— START OF Data to process —

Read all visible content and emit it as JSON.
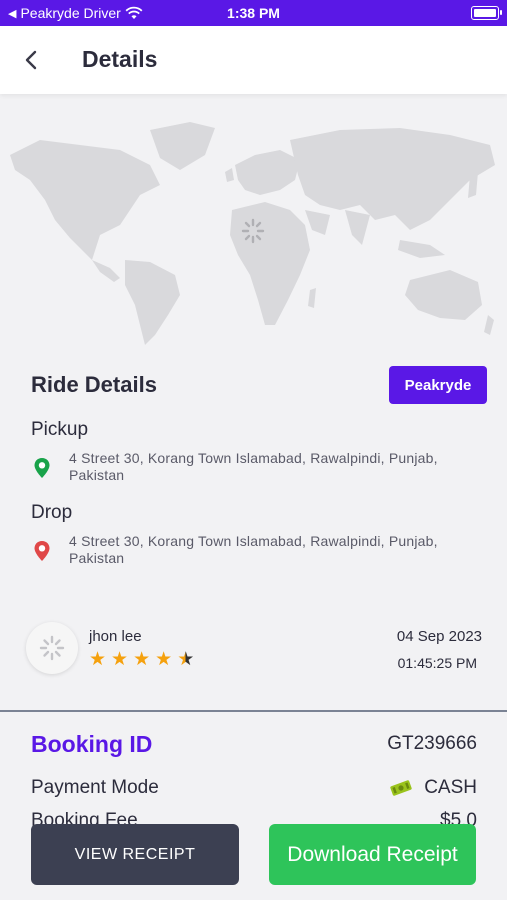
{
  "status_bar": {
    "back_app": "Peakryde Driver",
    "time": "1:38 PM"
  },
  "header": {
    "title": "Details"
  },
  "ride": {
    "section_title": "Ride Details",
    "brand": "Peakryde",
    "pickup_label": "Pickup",
    "pickup_address": "4 Street 30, Korang Town Islamabad, Rawalpindi, Punjab, Pakistan",
    "drop_label": "Drop",
    "drop_address": "4 Street 30, Korang Town Islamabad, Rawalpindi, Punjab, Pakistan"
  },
  "driver": {
    "name": "jhon lee",
    "rating": 4.5,
    "rating_max": 5,
    "date": "04 Sep 2023",
    "time": "01:45:25 PM"
  },
  "booking": {
    "id_label": "Booking ID",
    "id_value": "GT239666",
    "payment_label": "Payment Mode",
    "payment_value": "CASH",
    "fee_label": "Booking Fee",
    "fee_value": "$5.0"
  },
  "buttons": {
    "view_receipt": "VIEW RECEIPT",
    "download_receipt": "Download Receipt"
  },
  "colors": {
    "accent": "#5a18e6",
    "download_green": "#2ec45a",
    "view_dark": "#3c4052",
    "star": "#f5a10e"
  }
}
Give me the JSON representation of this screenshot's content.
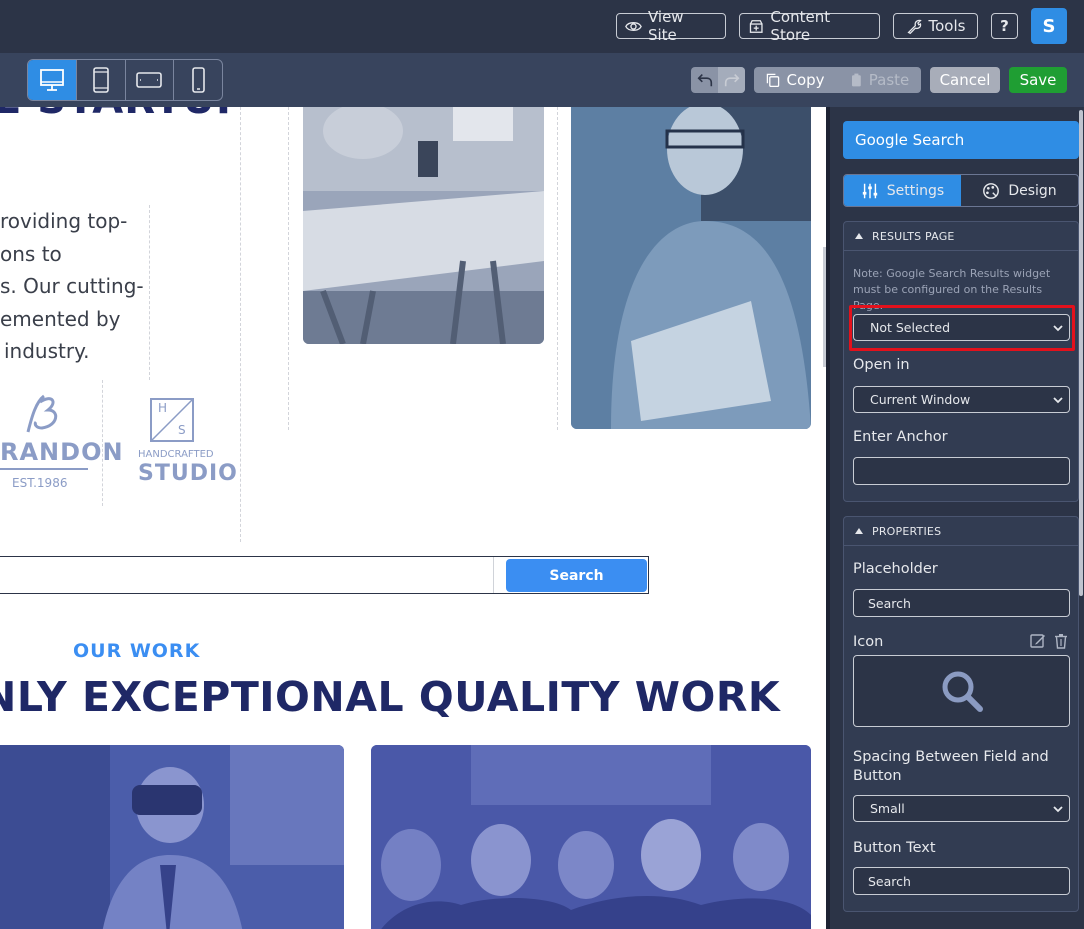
{
  "topbar": {
    "view_site": "View Site",
    "content_store": "Content Store",
    "tools": "Tools",
    "help": "?",
    "avatar_initial": "S"
  },
  "toolbar": {
    "devices": [
      "desktop-icon",
      "tablet-icon",
      "tablet-landscape-icon",
      "mobile-icon"
    ],
    "active_device": "desktop",
    "copy": "Copy",
    "paste": "Paste",
    "cancel": "Cancel",
    "save": "Save"
  },
  "canvas": {
    "heading_fragment": "E STARTUP",
    "intro_lines": [
      "roviding top-",
      "ons to",
      "s. Our cutting-",
      "emented by",
      "industry."
    ],
    "logo1": {
      "text": "RANDON",
      "sub": "EST.1986"
    },
    "logo2": {
      "monogram_h": "H",
      "monogram_s": "S",
      "text1": "HANDCRAFTED",
      "text2": "STUDIO"
    },
    "search_button": "Search",
    "our_work": "OUR WORK",
    "big_heading": "NLY EXCEPTIONAL QUALITY WORK"
  },
  "panel": {
    "widget_title": "Google Search",
    "tabs": [
      {
        "label": "Settings",
        "icon": "sliders-icon",
        "active": true
      },
      {
        "label": "Design",
        "icon": "palette-icon",
        "active": false
      }
    ],
    "results_section": {
      "header": "RESULTS PAGE",
      "note": "Note: Google Search Results widget must be configured on the Results Page.",
      "results_page_select": "Not Selected",
      "open_in_label": "Open in",
      "open_in_value": "Current Window",
      "anchor_label": "Enter Anchor",
      "anchor_value": ""
    },
    "properties_section": {
      "header": "PROPERTIES",
      "placeholder_label": "Placeholder",
      "placeholder_value": "Search",
      "icon_label": "Icon",
      "icon_name": "search-icon",
      "spacing_label": "Spacing Between Field and Button",
      "spacing_value": "Small",
      "button_text_label": "Button Text",
      "button_text_value": "Search"
    }
  },
  "colors": {
    "topbar": "#2c3447",
    "toolbar": "#38445d",
    "accent_blue": "#2f8de4",
    "save_green": "#1f9e33",
    "heading_navy": "#1f2866",
    "highlight_red": "#e3111c"
  }
}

— END OF Data to process —

*Objective:* In the listing above, how many lines hold the word "Google"? Give the number and nothing more.

*The output:* 2